Start of Records for the exercise
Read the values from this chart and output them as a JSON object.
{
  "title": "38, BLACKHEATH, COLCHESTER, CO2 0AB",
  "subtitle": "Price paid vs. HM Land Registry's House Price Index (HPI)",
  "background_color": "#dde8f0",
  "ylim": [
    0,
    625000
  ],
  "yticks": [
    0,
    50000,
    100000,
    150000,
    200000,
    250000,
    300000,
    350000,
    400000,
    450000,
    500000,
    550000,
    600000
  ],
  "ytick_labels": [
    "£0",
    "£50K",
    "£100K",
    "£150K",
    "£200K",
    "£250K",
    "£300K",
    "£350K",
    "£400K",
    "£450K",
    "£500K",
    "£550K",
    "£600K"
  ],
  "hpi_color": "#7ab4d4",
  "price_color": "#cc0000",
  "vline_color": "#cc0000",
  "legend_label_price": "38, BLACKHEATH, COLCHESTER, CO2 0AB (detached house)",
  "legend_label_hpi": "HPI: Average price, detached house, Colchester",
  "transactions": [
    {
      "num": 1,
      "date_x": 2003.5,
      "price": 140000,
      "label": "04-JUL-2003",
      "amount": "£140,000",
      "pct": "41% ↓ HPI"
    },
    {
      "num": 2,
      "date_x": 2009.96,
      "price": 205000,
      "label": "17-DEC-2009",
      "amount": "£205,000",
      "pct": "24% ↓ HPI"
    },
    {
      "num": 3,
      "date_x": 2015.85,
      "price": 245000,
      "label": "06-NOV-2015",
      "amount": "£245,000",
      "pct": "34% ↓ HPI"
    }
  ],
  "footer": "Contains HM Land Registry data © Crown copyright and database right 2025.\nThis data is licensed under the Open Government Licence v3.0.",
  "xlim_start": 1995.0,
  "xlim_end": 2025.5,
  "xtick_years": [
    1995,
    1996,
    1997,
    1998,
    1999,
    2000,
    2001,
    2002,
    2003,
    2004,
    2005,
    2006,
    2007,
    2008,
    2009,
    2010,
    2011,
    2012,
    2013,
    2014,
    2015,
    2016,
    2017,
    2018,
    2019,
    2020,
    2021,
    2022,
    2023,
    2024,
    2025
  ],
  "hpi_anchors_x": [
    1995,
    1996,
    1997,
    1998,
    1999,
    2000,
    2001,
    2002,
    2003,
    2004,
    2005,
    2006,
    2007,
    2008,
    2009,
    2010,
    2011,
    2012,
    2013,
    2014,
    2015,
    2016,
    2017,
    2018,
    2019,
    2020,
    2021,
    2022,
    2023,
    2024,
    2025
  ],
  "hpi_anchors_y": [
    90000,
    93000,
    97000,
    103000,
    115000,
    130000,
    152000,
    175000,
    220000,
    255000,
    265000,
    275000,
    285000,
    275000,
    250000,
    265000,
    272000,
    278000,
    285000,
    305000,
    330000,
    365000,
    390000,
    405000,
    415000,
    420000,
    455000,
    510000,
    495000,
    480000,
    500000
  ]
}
End of Records for the exercise
**Task statement**
Repeat the entries above exactly, leaving nothing out.

**Result for this task**
Read the values from this chart and output them as a JSON object.
{
  "title": "38, BLACKHEATH, COLCHESTER, CO2 0AB",
  "subtitle": "Price paid vs. HM Land Registry's House Price Index (HPI)",
  "background_color": "#dde8f0",
  "ylim": [
    0,
    625000
  ],
  "yticks": [
    0,
    50000,
    100000,
    150000,
    200000,
    250000,
    300000,
    350000,
    400000,
    450000,
    500000,
    550000,
    600000
  ],
  "ytick_labels": [
    "£0",
    "£50K",
    "£100K",
    "£150K",
    "£200K",
    "£250K",
    "£300K",
    "£350K",
    "£400K",
    "£450K",
    "£500K",
    "£550K",
    "£600K"
  ],
  "hpi_color": "#7ab4d4",
  "price_color": "#cc0000",
  "vline_color": "#cc0000",
  "legend_label_price": "38, BLACKHEATH, COLCHESTER, CO2 0AB (detached house)",
  "legend_label_hpi": "HPI: Average price, detached house, Colchester",
  "transactions": [
    {
      "num": 1,
      "date_x": 2003.5,
      "price": 140000,
      "label": "04-JUL-2003",
      "amount": "£140,000",
      "pct": "41% ↓ HPI"
    },
    {
      "num": 2,
      "date_x": 2009.96,
      "price": 205000,
      "label": "17-DEC-2009",
      "amount": "£205,000",
      "pct": "24% ↓ HPI"
    },
    {
      "num": 3,
      "date_x": 2015.85,
      "price": 245000,
      "label": "06-NOV-2015",
      "amount": "£245,000",
      "pct": "34% ↓ HPI"
    }
  ],
  "footer": "Contains HM Land Registry data © Crown copyright and database right 2025.\nThis data is licensed under the Open Government Licence v3.0.",
  "xlim_start": 1995.0,
  "xlim_end": 2025.5,
  "xtick_years": [
    1995,
    1996,
    1997,
    1998,
    1999,
    2000,
    2001,
    2002,
    2003,
    2004,
    2005,
    2006,
    2007,
    2008,
    2009,
    2010,
    2011,
    2012,
    2013,
    2014,
    2015,
    2016,
    2017,
    2018,
    2019,
    2020,
    2021,
    2022,
    2023,
    2024,
    2025
  ],
  "hpi_anchors_x": [
    1995,
    1996,
    1997,
    1998,
    1999,
    2000,
    2001,
    2002,
    2003,
    2004,
    2005,
    2006,
    2007,
    2008,
    2009,
    2010,
    2011,
    2012,
    2013,
    2014,
    2015,
    2016,
    2017,
    2018,
    2019,
    2020,
    2021,
    2022,
    2023,
    2024,
    2025
  ],
  "hpi_anchors_y": [
    90000,
    93000,
    97000,
    103000,
    115000,
    130000,
    152000,
    175000,
    220000,
    255000,
    265000,
    275000,
    285000,
    275000,
    250000,
    265000,
    272000,
    278000,
    285000,
    305000,
    330000,
    365000,
    390000,
    405000,
    415000,
    420000,
    455000,
    510000,
    495000,
    480000,
    500000
  ]
}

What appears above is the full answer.